[Data records]
□ □ □ □
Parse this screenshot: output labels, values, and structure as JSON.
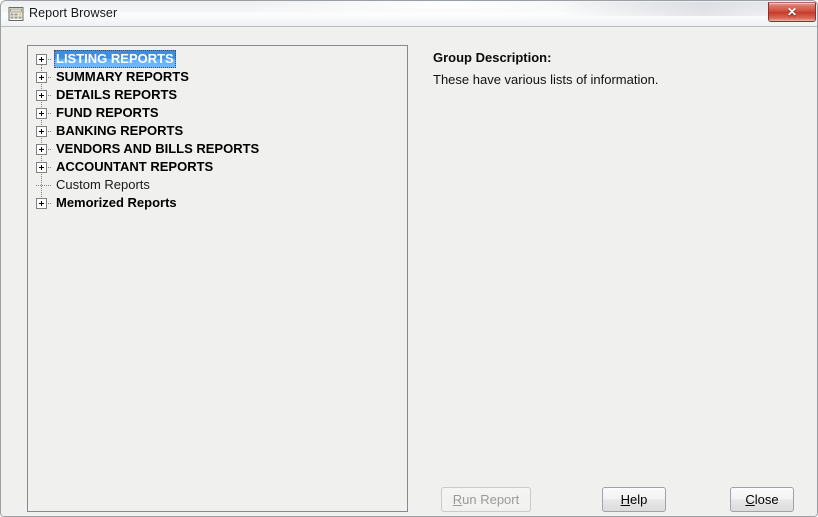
{
  "window": {
    "title": "Report Browser",
    "icon": "report-document-icon",
    "close_label": "✕",
    "close_icon": "close-icon",
    "bg_color": "#f0f0ee",
    "border_color": "#848a90"
  },
  "tree": {
    "selection_color": "#3f8de0",
    "items": [
      {
        "label": "LISTING REPORTS",
        "bold": true,
        "expandable": true,
        "selected": true
      },
      {
        "label": "SUMMARY REPORTS",
        "bold": true,
        "expandable": true,
        "selected": false
      },
      {
        "label": "DETAILS REPORTS",
        "bold": true,
        "expandable": true,
        "selected": false
      },
      {
        "label": "FUND REPORTS",
        "bold": true,
        "expandable": true,
        "selected": false
      },
      {
        "label": "BANKING REPORTS",
        "bold": true,
        "expandable": true,
        "selected": false
      },
      {
        "label": "VENDORS AND BILLS REPORTS",
        "bold": true,
        "expandable": true,
        "selected": false
      },
      {
        "label": "ACCOUNTANT REPORTS",
        "bold": true,
        "expandable": true,
        "selected": false
      },
      {
        "label": "Custom Reports",
        "bold": false,
        "expandable": false,
        "selected": false
      },
      {
        "label": "Memorized Reports",
        "bold": true,
        "expandable": true,
        "selected": false
      }
    ]
  },
  "description": {
    "heading": "Group Description:",
    "body": "These have various lists of information."
  },
  "buttons": {
    "run_report": {
      "label": "Run Report",
      "accel": "R",
      "disabled": true
    },
    "help": {
      "label": "Help",
      "accel": "H",
      "disabled": false
    },
    "close": {
      "label": "Close",
      "accel": "C",
      "disabled": false
    }
  }
}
□ □ □ □
Extract all the data above exactly, excluding every picture.

#### Task response:
Parse this screenshot: output labels, values, and structure as JSON.
{
  "window": {
    "title": "Report Browser",
    "icon": "report-document-icon",
    "close_label": "✕",
    "close_icon": "close-icon",
    "bg_color": "#f0f0ee",
    "border_color": "#848a90"
  },
  "tree": {
    "selection_color": "#3f8de0",
    "items": [
      {
        "label": "LISTING REPORTS",
        "bold": true,
        "expandable": true,
        "selected": true
      },
      {
        "label": "SUMMARY REPORTS",
        "bold": true,
        "expandable": true,
        "selected": false
      },
      {
        "label": "DETAILS REPORTS",
        "bold": true,
        "expandable": true,
        "selected": false
      },
      {
        "label": "FUND REPORTS",
        "bold": true,
        "expandable": true,
        "selected": false
      },
      {
        "label": "BANKING REPORTS",
        "bold": true,
        "expandable": true,
        "selected": false
      },
      {
        "label": "VENDORS AND BILLS REPORTS",
        "bold": true,
        "expandable": true,
        "selected": false
      },
      {
        "label": "ACCOUNTANT REPORTS",
        "bold": true,
        "expandable": true,
        "selected": false
      },
      {
        "label": "Custom Reports",
        "bold": false,
        "expandable": false,
        "selected": false
      },
      {
        "label": "Memorized Reports",
        "bold": true,
        "expandable": true,
        "selected": false
      }
    ]
  },
  "description": {
    "heading": "Group Description:",
    "body": "These have various lists of information."
  },
  "buttons": {
    "run_report": {
      "label": "Run Report",
      "accel": "R",
      "disabled": true
    },
    "help": {
      "label": "Help",
      "accel": "H",
      "disabled": false
    },
    "close": {
      "label": "Close",
      "accel": "C",
      "disabled": false
    }
  }
}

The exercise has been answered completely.